◆ SUPPLIED MATERIAL ◆

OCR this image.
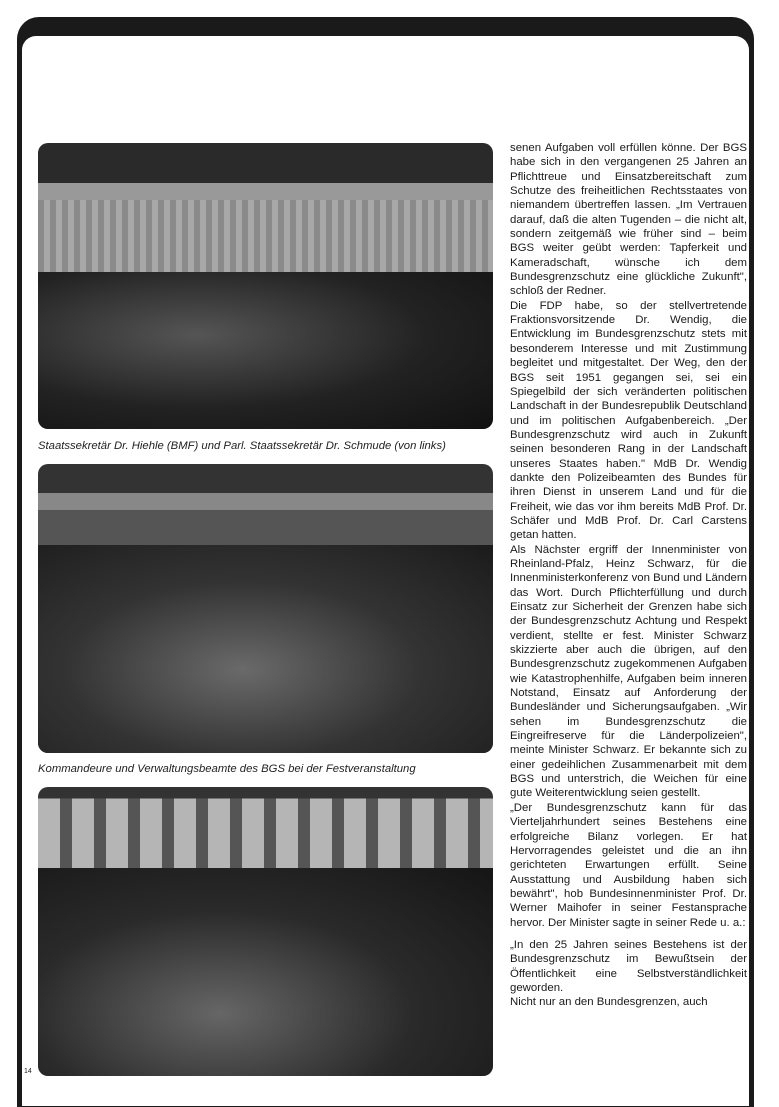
Staatssekretär Dr. Hiehle (BMF) und Parl. Staatssekretär Dr. Schmude (von links)
Kommandeure und Verwaltungsbeamte des BGS bei der Festveranstaltung
14

senen Aufgaben voll erfüllen könne. Der BGS habe sich in den vergangenen 25 Jahren an Pflichttreue und Einsatzbereitschaft zum Schutze des freiheitlichen Rechtsstaates von niemandem übertreffen lassen. „Im Vertrauen darauf, daß die alten Tugenden – die nicht alt, sondern zeitgemäß wie früher sind – beim BGS weiter geübt werden: Tapferkeit und Kameradschaft, wünsche ich dem Bundesgrenzschutz eine glückliche Zukunft", schloß der Redner.

Die FDP habe, so der stellvertretende Fraktionsvorsitzende Dr. Wendig, die Entwicklung im Bundesgrenzschutz stets mit besonderem Interesse und mit Zustimmung begleitet und mitgestaltet. Der Weg, den der BGS seit 1951 gegangen sei, sei ein Spiegelbild der sich veränderten politischen Landschaft in der Bundesrepublik Deutschland und im politischen Aufgabenbereich. „Der Bundesgrenzschutz wird auch in Zukunft seinen besonderen Rang in der Landschaft unseres Staates haben." MdB Dr. Wendig dankte den Polizeibeamten des Bundes für ihren Dienst in unserem Land und für die Freiheit, wie das vor ihm bereits MdB Prof. Dr. Schäfer und MdB Prof. Dr. Carl Carstens getan hatten.

Als Nächster ergriff der Innenminister von Rheinland-Pfalz, Heinz Schwarz, für die Innenministerkonferenz von Bund und Ländern das Wort. Durch Pflichterfüllung und durch Einsatz zur Sicherheit der Grenzen habe sich der Bundesgrenzschutz Achtung und Respekt verdient, stellte er fest. Minister Schwarz skizzierte aber auch die übrigen, auf den Bundesgrenzschutz zugekommenen Aufgaben wie Katastrophenhilfe, Aufgaben beim inneren Notstand, Einsatz auf Anforderung der Bundesländer und Sicherungsaufgaben. „Wir sehen im Bundesgrenzschutz die Eingreifreserve für die Länderpolizeien", meinte Minister Schwarz. Er bekannte sich zu einer gedeihlichen Zusammenarbeit mit dem BGS und unterstrich, die Weichen für eine gute Weiterentwicklung seien gestellt.

„Der Bundesgrenzschutz kann für das Vierteljahrhundert seines Bestehens eine erfolgreiche Bilanz vorlegen. Er hat Hervorragendes geleistet und die an ihn gerichteten Erwartungen erfüllt. Seine Ausstattung und Ausbildung haben sich bewährt", hob Bundesinnenminister Prof. Dr. Werner Maihofer in seiner Festansprache hervor. Der Minister sagte in seiner Rede u. a.:

„In den 25 Jahren seines Bestehens ist der Bundesgrenzschutz im Bewußtsein der Öffentlichkeit eine Selbstverständlichkeit geworden.

Nicht nur an den Bundesgrenzen, auch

◆ SHORT TASK ◆
Pick out and copy the lines of the material that include the word "Jahren".

◆ EXERCISE RESULT ◆
senen Aufgaben voll erfüllen könne. Der BGS habe sich in den vergangenen 25 Jahren an Pflichttreue und Einsatzbereitschaft zum Schutze des freiheitlichen Rechtsstaates von niemandem übertreffen lassen. „Im Vertrauen darauf, daß die alten Tugenden – die nicht alt, sondern zeitgemäß wie früher sind – beim BGS weiter geübt werden: Tapferkeit und Kameradschaft, wünsche ich dem Bundesgrenzschutz eine glückliche Zukunft", schloß der Redner.
„In den 25 Jahren seines Bestehens ist der Bundesgrenzschutz im Bewußtsein der Öffentlichkeit eine Selbstverständlichkeit geworden.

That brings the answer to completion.